__Written request__
Work out how many lines hold "this". Give the number and nothing else.

__Records supplied__
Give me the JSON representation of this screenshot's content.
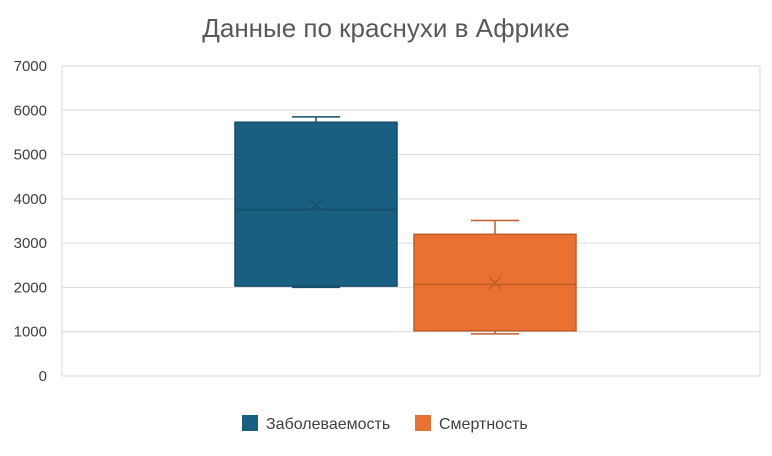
{
  "chart_data": {
    "type": "boxplot",
    "title": "Данные по краснухи в Африке",
    "xlabel": "",
    "ylabel": "",
    "ylim": [
      0,
      7000
    ],
    "yticks": [
      0,
      1000,
      2000,
      3000,
      4000,
      5000,
      6000,
      7000
    ],
    "grid": true,
    "legend_position": "bottom",
    "series": [
      {
        "name": "Заболеваемость",
        "color": "#185F82",
        "min": 2000,
        "q1": 2030,
        "median": 3760,
        "mean": 3860,
        "q3": 5730,
        "max": 5850
      },
      {
        "name": "Смертность",
        "color": "#E97132",
        "min": 950,
        "q1": 1020,
        "median": 2070,
        "mean": 2100,
        "q3": 3200,
        "max": 3510
      }
    ]
  }
}
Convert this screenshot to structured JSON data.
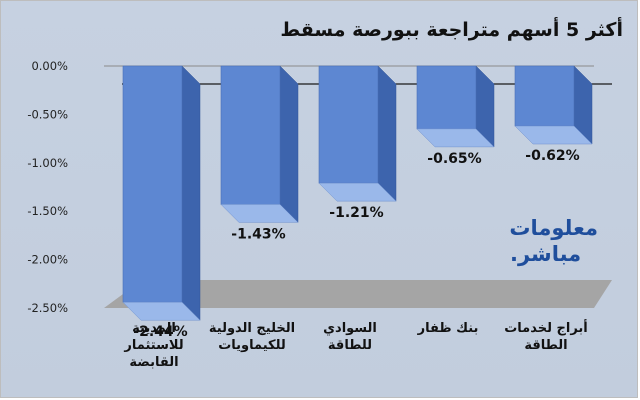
{
  "chart_data": {
    "type": "bar",
    "title": "أكثر 5 أسهم متراجعة ببورصة مسقط",
    "categories": [
      "المدينة للاستثمار القابضة",
      "الخليج الدولية للكيماويات",
      "السوادي للطاقة",
      "بنك ظفار",
      "أبراج لخدمات الطاقة"
    ],
    "values": [
      -2.44,
      -1.43,
      -1.21,
      -0.65,
      -0.62
    ],
    "data_labels": [
      "-2.44%",
      "-1.43%",
      "-1.21%",
      "-0.65%",
      "-0.62%"
    ],
    "y_ticks": [
      "0.00%",
      "-0.50%",
      "-1.00%",
      "-1.50%",
      "-2.00%",
      "-2.50%"
    ],
    "ylim": [
      -2.5,
      0
    ],
    "xlabel": "",
    "ylabel": "",
    "grid": false,
    "legend": "none",
    "colors": {
      "bar_front": "#5d87d2",
      "bar_side": "#3d64ad",
      "bar_top": "#9ab8ea",
      "background": "#c4cfdf",
      "floor": "#a5a5a5",
      "axis": "#1a1a1a"
    }
  },
  "logo": {
    "line1": "معلومات",
    "line2": "مباشر."
  }
}
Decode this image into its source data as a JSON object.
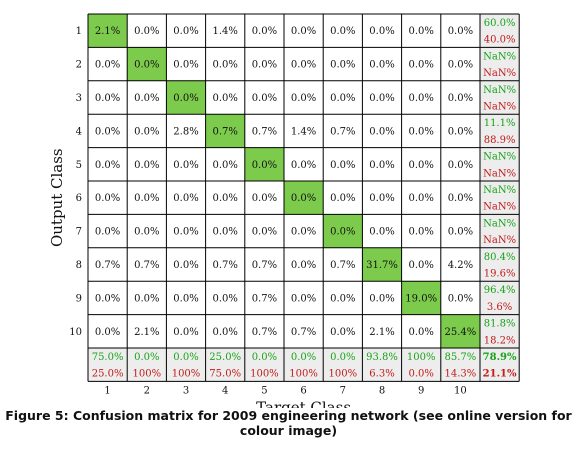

__Exercise answer__
3